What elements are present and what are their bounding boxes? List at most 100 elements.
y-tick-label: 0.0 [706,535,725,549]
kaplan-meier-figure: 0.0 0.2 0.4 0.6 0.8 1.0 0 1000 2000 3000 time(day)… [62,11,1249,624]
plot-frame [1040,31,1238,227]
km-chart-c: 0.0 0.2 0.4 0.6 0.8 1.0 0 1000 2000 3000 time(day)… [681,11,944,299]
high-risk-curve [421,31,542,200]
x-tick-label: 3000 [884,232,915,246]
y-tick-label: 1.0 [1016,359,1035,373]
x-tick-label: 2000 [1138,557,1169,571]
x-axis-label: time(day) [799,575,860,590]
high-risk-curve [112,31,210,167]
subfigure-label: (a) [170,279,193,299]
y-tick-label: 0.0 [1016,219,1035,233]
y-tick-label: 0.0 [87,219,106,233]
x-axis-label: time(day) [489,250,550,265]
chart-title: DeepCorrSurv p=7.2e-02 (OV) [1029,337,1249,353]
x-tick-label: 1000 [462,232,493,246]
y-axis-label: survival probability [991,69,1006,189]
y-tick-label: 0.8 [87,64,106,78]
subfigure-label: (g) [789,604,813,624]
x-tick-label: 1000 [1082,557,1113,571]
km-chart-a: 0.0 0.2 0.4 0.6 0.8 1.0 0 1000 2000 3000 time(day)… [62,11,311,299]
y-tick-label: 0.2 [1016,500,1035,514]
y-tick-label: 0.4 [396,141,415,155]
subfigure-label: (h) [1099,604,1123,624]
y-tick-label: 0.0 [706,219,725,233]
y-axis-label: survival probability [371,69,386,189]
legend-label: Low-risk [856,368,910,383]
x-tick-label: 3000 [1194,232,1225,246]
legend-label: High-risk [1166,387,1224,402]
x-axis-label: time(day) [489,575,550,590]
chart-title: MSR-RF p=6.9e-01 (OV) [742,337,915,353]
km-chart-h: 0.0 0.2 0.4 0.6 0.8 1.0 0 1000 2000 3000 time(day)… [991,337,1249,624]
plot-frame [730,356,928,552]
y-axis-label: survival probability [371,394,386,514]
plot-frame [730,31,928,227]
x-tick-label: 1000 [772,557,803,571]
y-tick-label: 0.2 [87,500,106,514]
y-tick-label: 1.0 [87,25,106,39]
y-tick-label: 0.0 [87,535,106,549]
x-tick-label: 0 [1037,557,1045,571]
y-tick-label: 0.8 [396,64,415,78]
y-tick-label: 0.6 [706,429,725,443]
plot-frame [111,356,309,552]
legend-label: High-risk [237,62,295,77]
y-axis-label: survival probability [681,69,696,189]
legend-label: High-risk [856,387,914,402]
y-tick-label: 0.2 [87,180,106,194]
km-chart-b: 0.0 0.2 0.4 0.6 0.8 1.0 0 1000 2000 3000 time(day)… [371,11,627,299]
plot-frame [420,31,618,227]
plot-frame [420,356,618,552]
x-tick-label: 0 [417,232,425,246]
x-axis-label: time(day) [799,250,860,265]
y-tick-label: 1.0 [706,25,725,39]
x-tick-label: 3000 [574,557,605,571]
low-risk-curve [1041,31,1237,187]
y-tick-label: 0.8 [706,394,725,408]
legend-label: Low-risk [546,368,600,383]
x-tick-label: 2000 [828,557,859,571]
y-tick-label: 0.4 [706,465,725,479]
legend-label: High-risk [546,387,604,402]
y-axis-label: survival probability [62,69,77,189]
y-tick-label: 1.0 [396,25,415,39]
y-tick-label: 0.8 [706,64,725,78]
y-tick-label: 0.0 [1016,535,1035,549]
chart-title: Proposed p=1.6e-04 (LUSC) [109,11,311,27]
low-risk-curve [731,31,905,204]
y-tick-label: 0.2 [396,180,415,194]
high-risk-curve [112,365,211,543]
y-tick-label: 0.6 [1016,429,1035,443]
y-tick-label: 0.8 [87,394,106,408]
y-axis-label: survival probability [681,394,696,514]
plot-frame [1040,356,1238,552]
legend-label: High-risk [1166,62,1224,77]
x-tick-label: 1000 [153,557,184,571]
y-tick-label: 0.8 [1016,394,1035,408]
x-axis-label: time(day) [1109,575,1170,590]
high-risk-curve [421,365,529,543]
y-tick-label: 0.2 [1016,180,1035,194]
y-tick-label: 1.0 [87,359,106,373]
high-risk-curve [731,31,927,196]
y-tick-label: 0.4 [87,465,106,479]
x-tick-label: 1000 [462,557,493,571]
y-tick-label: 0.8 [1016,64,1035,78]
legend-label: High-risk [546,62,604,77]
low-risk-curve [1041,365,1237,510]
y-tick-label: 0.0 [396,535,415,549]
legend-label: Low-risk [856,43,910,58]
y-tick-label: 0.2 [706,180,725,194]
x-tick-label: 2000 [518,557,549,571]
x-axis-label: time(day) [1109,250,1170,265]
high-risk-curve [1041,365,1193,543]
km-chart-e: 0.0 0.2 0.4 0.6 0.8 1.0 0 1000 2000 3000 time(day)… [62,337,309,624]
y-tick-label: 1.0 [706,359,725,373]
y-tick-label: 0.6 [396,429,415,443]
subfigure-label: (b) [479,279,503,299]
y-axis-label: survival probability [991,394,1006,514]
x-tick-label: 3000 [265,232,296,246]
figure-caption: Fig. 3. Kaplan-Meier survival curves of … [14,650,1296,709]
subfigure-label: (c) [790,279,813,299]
++++++
What you should do: Identify each line in the items above that contains the string "frame" and copy every such line in full.

Worked solution:
plot-frame [1040,31,1238,227]
plot-frame [730,356,928,552]
plot-frame [730,31,928,227]
plot-frame [111,356,309,552]
plot-frame [420,31,618,227]
plot-frame [420,356,618,552]
plot-frame [1040,356,1238,552]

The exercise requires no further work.